> [Supplied material]:

/---

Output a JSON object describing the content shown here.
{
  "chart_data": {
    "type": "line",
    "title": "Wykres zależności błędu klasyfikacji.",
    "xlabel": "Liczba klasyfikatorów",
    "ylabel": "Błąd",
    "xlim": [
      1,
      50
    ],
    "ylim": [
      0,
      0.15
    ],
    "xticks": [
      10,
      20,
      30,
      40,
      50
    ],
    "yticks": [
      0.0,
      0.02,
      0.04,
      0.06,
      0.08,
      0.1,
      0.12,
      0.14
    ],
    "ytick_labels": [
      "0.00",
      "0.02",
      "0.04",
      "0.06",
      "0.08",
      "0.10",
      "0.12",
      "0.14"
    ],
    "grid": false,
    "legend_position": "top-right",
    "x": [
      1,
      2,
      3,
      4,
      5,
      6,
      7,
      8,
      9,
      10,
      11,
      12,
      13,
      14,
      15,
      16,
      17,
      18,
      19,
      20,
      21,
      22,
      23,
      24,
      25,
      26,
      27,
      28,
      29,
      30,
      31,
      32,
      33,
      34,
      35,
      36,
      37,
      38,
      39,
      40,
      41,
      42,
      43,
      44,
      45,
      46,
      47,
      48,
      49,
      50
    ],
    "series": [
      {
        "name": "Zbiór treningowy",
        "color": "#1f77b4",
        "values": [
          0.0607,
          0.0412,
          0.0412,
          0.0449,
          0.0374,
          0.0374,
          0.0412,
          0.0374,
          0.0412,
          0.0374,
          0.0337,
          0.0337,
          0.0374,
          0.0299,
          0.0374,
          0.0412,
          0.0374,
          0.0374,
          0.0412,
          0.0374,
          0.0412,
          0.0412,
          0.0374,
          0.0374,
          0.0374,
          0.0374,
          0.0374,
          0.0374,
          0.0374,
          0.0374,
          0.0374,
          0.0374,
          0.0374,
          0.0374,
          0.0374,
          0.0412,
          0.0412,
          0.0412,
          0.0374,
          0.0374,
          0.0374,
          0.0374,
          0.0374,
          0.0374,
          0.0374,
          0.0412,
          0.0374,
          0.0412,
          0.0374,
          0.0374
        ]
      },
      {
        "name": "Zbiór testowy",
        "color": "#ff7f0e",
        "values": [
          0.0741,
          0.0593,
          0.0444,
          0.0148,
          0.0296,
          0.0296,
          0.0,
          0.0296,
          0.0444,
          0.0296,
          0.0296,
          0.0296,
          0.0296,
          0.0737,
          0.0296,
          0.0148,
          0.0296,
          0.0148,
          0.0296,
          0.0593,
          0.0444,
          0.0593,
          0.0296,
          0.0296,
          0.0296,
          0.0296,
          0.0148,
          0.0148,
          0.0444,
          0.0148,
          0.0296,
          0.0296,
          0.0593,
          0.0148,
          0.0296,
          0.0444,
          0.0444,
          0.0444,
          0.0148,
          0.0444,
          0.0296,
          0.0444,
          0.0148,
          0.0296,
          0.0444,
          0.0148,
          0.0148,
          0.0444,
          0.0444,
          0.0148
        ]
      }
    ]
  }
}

\---

> [Given problem]: Output all of the data again, exactly.

> [Exercise result]:
Output a JSON object describing the content shown here.
{
  "chart_data": {
    "type": "line",
    "title": "Wykres zależności błędu klasyfikacji.",
    "xlabel": "Liczba klasyfikatorów",
    "ylabel": "Błąd",
    "xlim": [
      1,
      50
    ],
    "ylim": [
      0,
      0.15
    ],
    "xticks": [
      10,
      20,
      30,
      40,
      50
    ],
    "yticks": [
      0.0,
      0.02,
      0.04,
      0.06,
      0.08,
      0.1,
      0.12,
      0.14
    ],
    "ytick_labels": [
      "0.00",
      "0.02",
      "0.04",
      "0.06",
      "0.08",
      "0.10",
      "0.12",
      "0.14"
    ],
    "grid": false,
    "legend_position": "top-right",
    "x": [
      1,
      2,
      3,
      4,
      5,
      6,
      7,
      8,
      9,
      10,
      11,
      12,
      13,
      14,
      15,
      16,
      17,
      18,
      19,
      20,
      21,
      22,
      23,
      24,
      25,
      26,
      27,
      28,
      29,
      30,
      31,
      32,
      33,
      34,
      35,
      36,
      37,
      38,
      39,
      40,
      41,
      42,
      43,
      44,
      45,
      46,
      47,
      48,
      49,
      50
    ],
    "series": [
      {
        "name": "Zbiór treningowy",
        "color": "#1f77b4",
        "values": [
          0.0607,
          0.0412,
          0.0412,
          0.0449,
          0.0374,
          0.0374,
          0.0412,
          0.0374,
          0.0412,
          0.0374,
          0.0337,
          0.0337,
          0.0374,
          0.0299,
          0.0374,
          0.0412,
          0.0374,
          0.0374,
          0.0412,
          0.0374,
          0.0412,
          0.0412,
          0.0374,
          0.0374,
          0.0374,
          0.0374,
          0.0374,
          0.0374,
          0.0374,
          0.0374,
          0.0374,
          0.0374,
          0.0374,
          0.0374,
          0.0374,
          0.0412,
          0.0412,
          0.0412,
          0.0374,
          0.0374,
          0.0374,
          0.0374,
          0.0374,
          0.0374,
          0.0374,
          0.0412,
          0.0374,
          0.0412,
          0.0374,
          0.0374
        ]
      },
      {
        "name": "Zbiór testowy",
        "color": "#ff7f0e",
        "values": [
          0.0741,
          0.0593,
          0.0444,
          0.0148,
          0.0296,
          0.0296,
          0.0,
          0.0296,
          0.0444,
          0.0296,
          0.0296,
          0.0296,
          0.0296,
          0.0737,
          0.0296,
          0.0148,
          0.0296,
          0.0148,
          0.0296,
          0.0593,
          0.0444,
          0.0593,
          0.0296,
          0.0296,
          0.0296,
          0.0296,
          0.0148,
          0.0148,
          0.0444,
          0.0148,
          0.0296,
          0.0296,
          0.0593,
          0.0148,
          0.0296,
          0.0444,
          0.0444,
          0.0444,
          0.0148,
          0.0444,
          0.0296,
          0.0444,
          0.0148,
          0.0296,
          0.0444,
          0.0148,
          0.0148,
          0.0444,
          0.0444,
          0.0148
        ]
      }
    ]
  }
}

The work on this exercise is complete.